■ **PROVIDED DATA**
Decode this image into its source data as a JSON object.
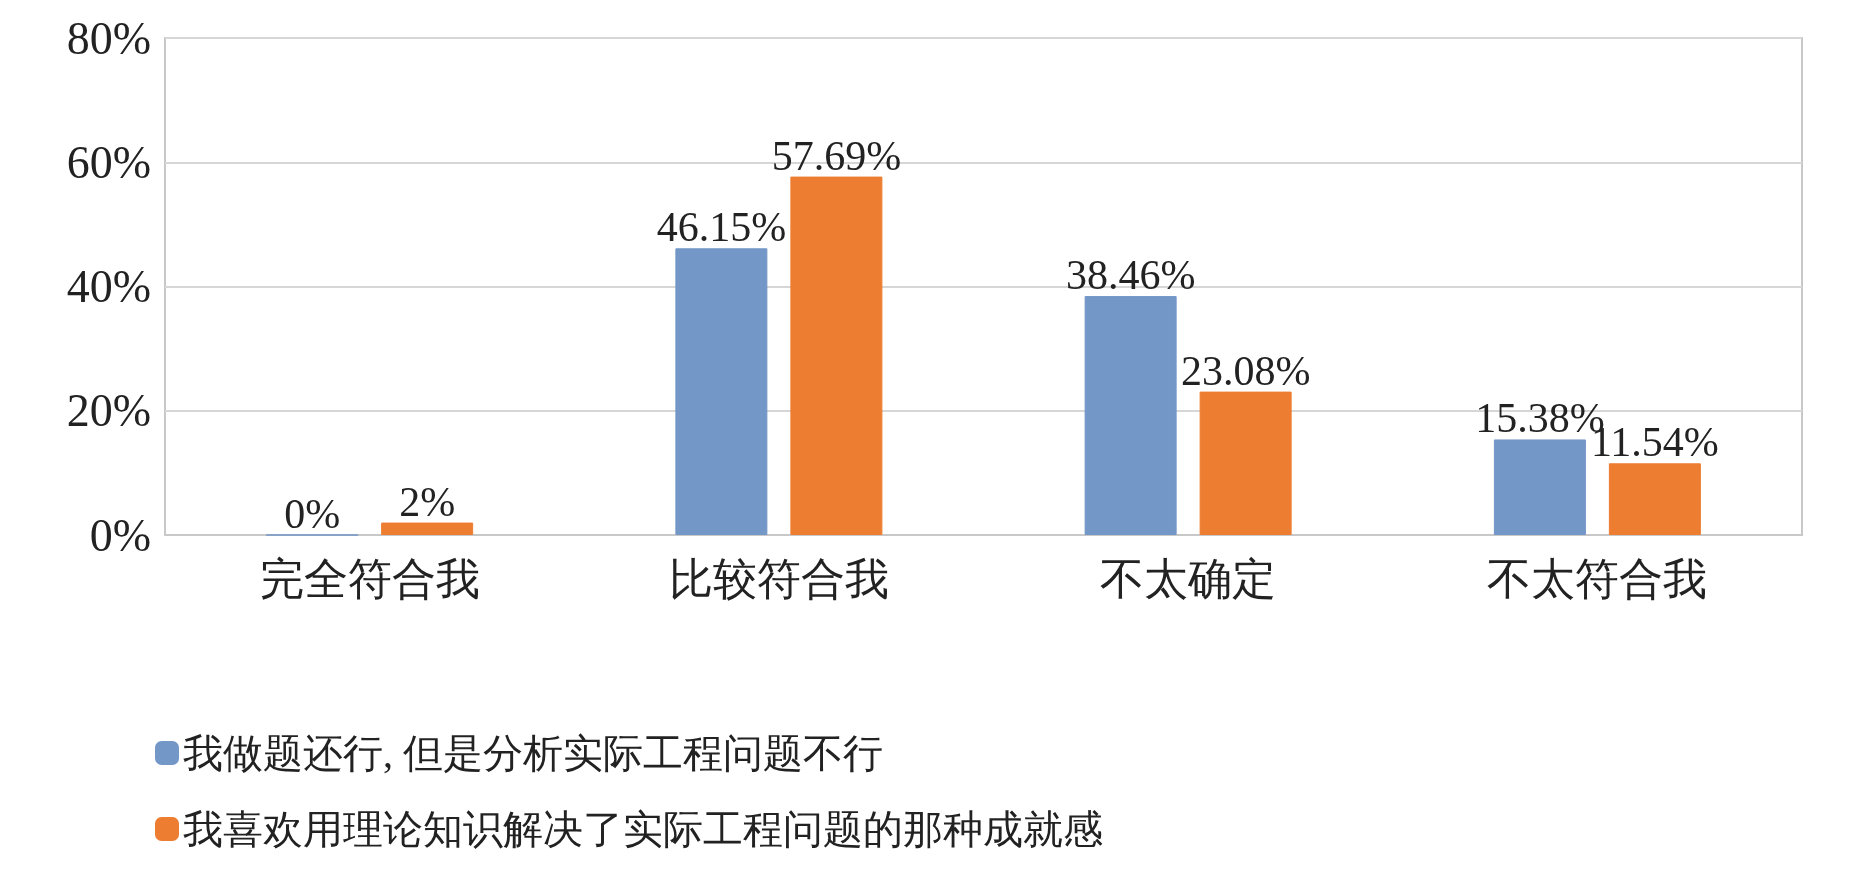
{
  "chart_data": {
    "type": "bar",
    "categories": [
      "完全符合我",
      "比较符合我",
      "不太确定",
      "不太符合我"
    ],
    "series": [
      {
        "name": "我做题还行, 但是分析实际工程问题不行",
        "color": "#7397c7",
        "values": [
          0,
          46.15,
          38.46,
          15.38
        ],
        "value_labels": [
          "0%",
          "46.15%",
          "38.46%",
          "15.38%"
        ]
      },
      {
        "name": "我喜欢用理论知识解决了实际工程问题的那种成就感",
        "color": "#ed7d31",
        "values": [
          2,
          57.69,
          23.08,
          11.54
        ],
        "value_labels": [
          "2%",
          "57.69%",
          "23.08%",
          "11.54%"
        ]
      }
    ],
    "ylim": [
      0,
      80
    ],
    "yticks": [
      {
        "value": 0,
        "label": "0%"
      },
      {
        "value": 20,
        "label": "20%"
      },
      {
        "value": 40,
        "label": "40%"
      },
      {
        "value": 60,
        "label": "60%"
      },
      {
        "value": 80,
        "label": "80%"
      }
    ],
    "grid": "y",
    "legend": "bottom"
  }
}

■ **SHORT EXERCISE**
Generate a word-for-word copy of the preceding records, excluding all pictures.

■ **RESPONSE TO THE TASK**
Decode this image into its source data as a JSON object.
{
  "chart_data": {
    "type": "bar",
    "categories": [
      "完全符合我",
      "比较符合我",
      "不太确定",
      "不太符合我"
    ],
    "series": [
      {
        "name": "我做题还行, 但是分析实际工程问题不行",
        "color": "#7397c7",
        "values": [
          0,
          46.15,
          38.46,
          15.38
        ],
        "value_labels": [
          "0%",
          "46.15%",
          "38.46%",
          "15.38%"
        ]
      },
      {
        "name": "我喜欢用理论知识解决了实际工程问题的那种成就感",
        "color": "#ed7d31",
        "values": [
          2,
          57.69,
          23.08,
          11.54
        ],
        "value_labels": [
          "2%",
          "57.69%",
          "23.08%",
          "11.54%"
        ]
      }
    ],
    "ylim": [
      0,
      80
    ],
    "yticks": [
      {
        "value": 0,
        "label": "0%"
      },
      {
        "value": 20,
        "label": "20%"
      },
      {
        "value": 40,
        "label": "40%"
      },
      {
        "value": 60,
        "label": "60%"
      },
      {
        "value": 80,
        "label": "80%"
      }
    ],
    "grid": "y",
    "legend": "bottom"
  }
}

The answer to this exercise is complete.